**INSTRUCTIONS TO FOLLOW:** Make a verbatim copy of the entries below; pictures stay out.

Dataset records
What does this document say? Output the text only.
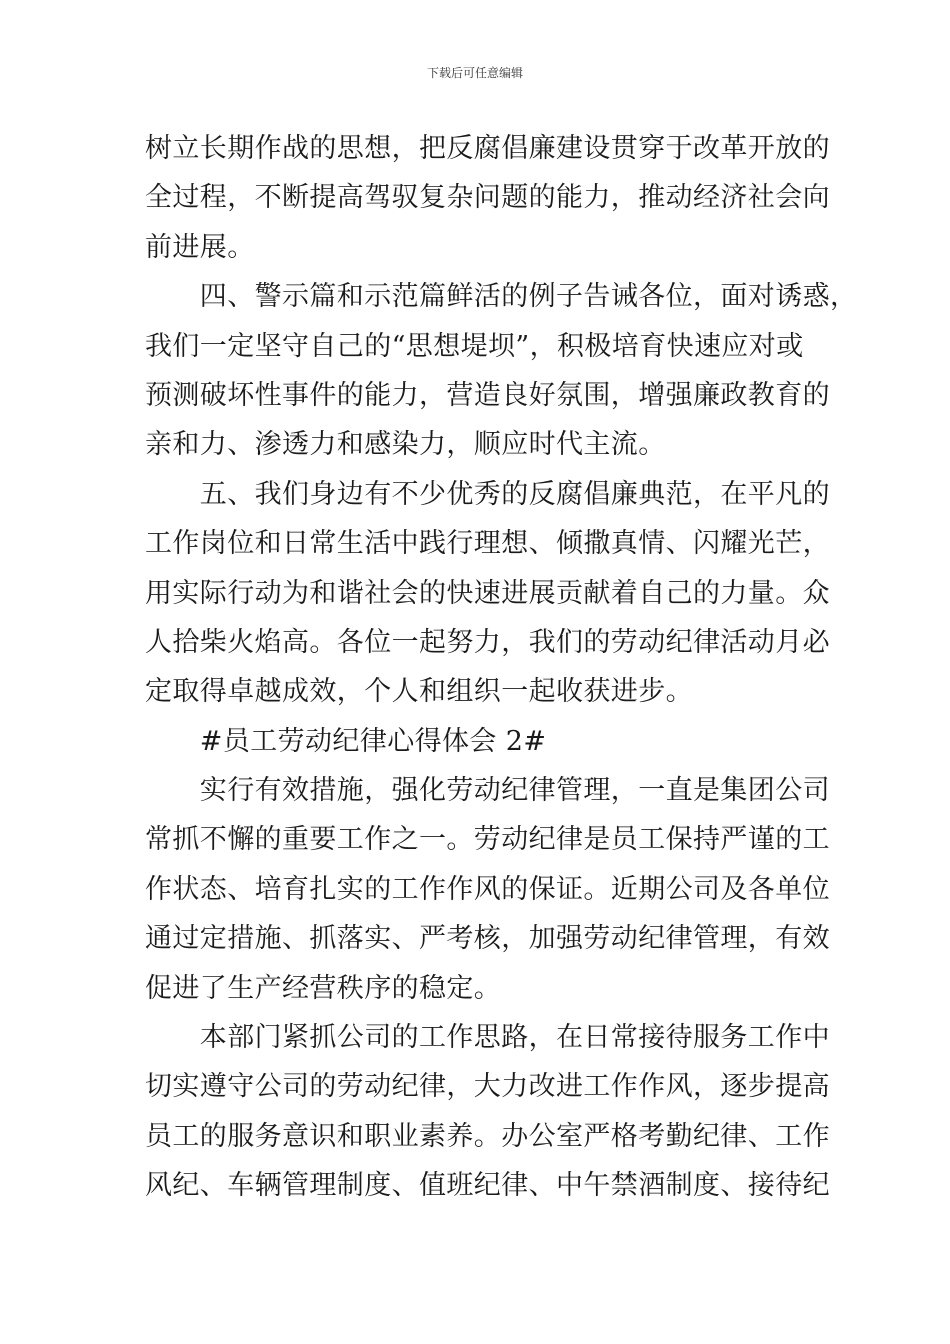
下载后可任意编辑
树立长期作战的思想，把反腐倡廉建设贯穿于改革开放的
全过程，不断提高驾驭复杂问题的能力，推动经济社会向
前进展。
　　四、警示篇和示范篇鲜活的例子告诫各位，面对诱惑，
我们一定坚守自己的“思想堤坝”，积极培育快速应对或
预测破坏性事件的能力，营造良好氛围，增强廉政教育的
亲和力、渗透力和感染力，顺应时代主流。
　　五、我们身边有不少优秀的反腐倡廉典范，在平凡的
工作岗位和日常生活中践行理想、倾撒真情、闪耀光芒，
用实际行动为和谐社会的快速进展贡献着自己的力量。众
人拾柴火焰高。各位一起努力，我们的劳动纪律活动月必
定取得卓越成效，个人和组织一起收获进步。
　　#员工劳动纪律心得体会 2#
　　实行有效措施，强化劳动纪律管理，一直是集团公司
常抓不懈的重要工作之一。劳动纪律是员工保持严谨的工
作状态、培育扎实的工作作风的保证。近期公司及各单位
通过定措施、抓落实、严考核，加强劳动纪律管理，有效
促进了生产经营秩序的稳定。
　　本部门紧抓公司的工作思路，在日常接待服务工作中
切实遵守公司的劳动纪律，大力改进工作作风，逐步提高
员工的服务意识和职业素养。办公室严格考勤纪律、工作
风纪、车辆管理制度、值班纪律、中午禁酒制度、接待纪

**ANSWER TO THIS EXERCISE:**
What does this document say? Output the text only.
下载后可任意编辑
树立长期作战的思想，把反腐倡廉建设贯穿于改革开放的
全过程，不断提高驾驭复杂问题的能力，推动经济社会向
前进展。
　　四、警示篇和示范篇鲜活的例子告诫各位，面对诱惑，
我们一定坚守自己的“思想堤坝”，积极培育快速应对或
预测破坏性事件的能力，营造良好氛围，增强廉政教育的
亲和力、渗透力和感染力，顺应时代主流。
　　五、我们身边有不少优秀的反腐倡廉典范，在平凡的
工作岗位和日常生活中践行理想、倾撒真情、闪耀光芒，
用实际行动为和谐社会的快速进展贡献着自己的力量。众
人拾柴火焰高。各位一起努力，我们的劳动纪律活动月必
定取得卓越成效，个人和组织一起收获进步。
　　#员工劳动纪律心得体会 2#
　　实行有效措施，强化劳动纪律管理，一直是集团公司
常抓不懈的重要工作之一。劳动纪律是员工保持严谨的工
作状态、培育扎实的工作作风的保证。近期公司及各单位
通过定措施、抓落实、严考核，加强劳动纪律管理，有效
促进了生产经营秩序的稳定。
　　本部门紧抓公司的工作思路，在日常接待服务工作中
切实遵守公司的劳动纪律，大力改进工作作风，逐步提高
员工的服务意识和职业素养。办公室严格考勤纪律、工作
风纪、车辆管理制度、值班纪律、中午禁酒制度、接待纪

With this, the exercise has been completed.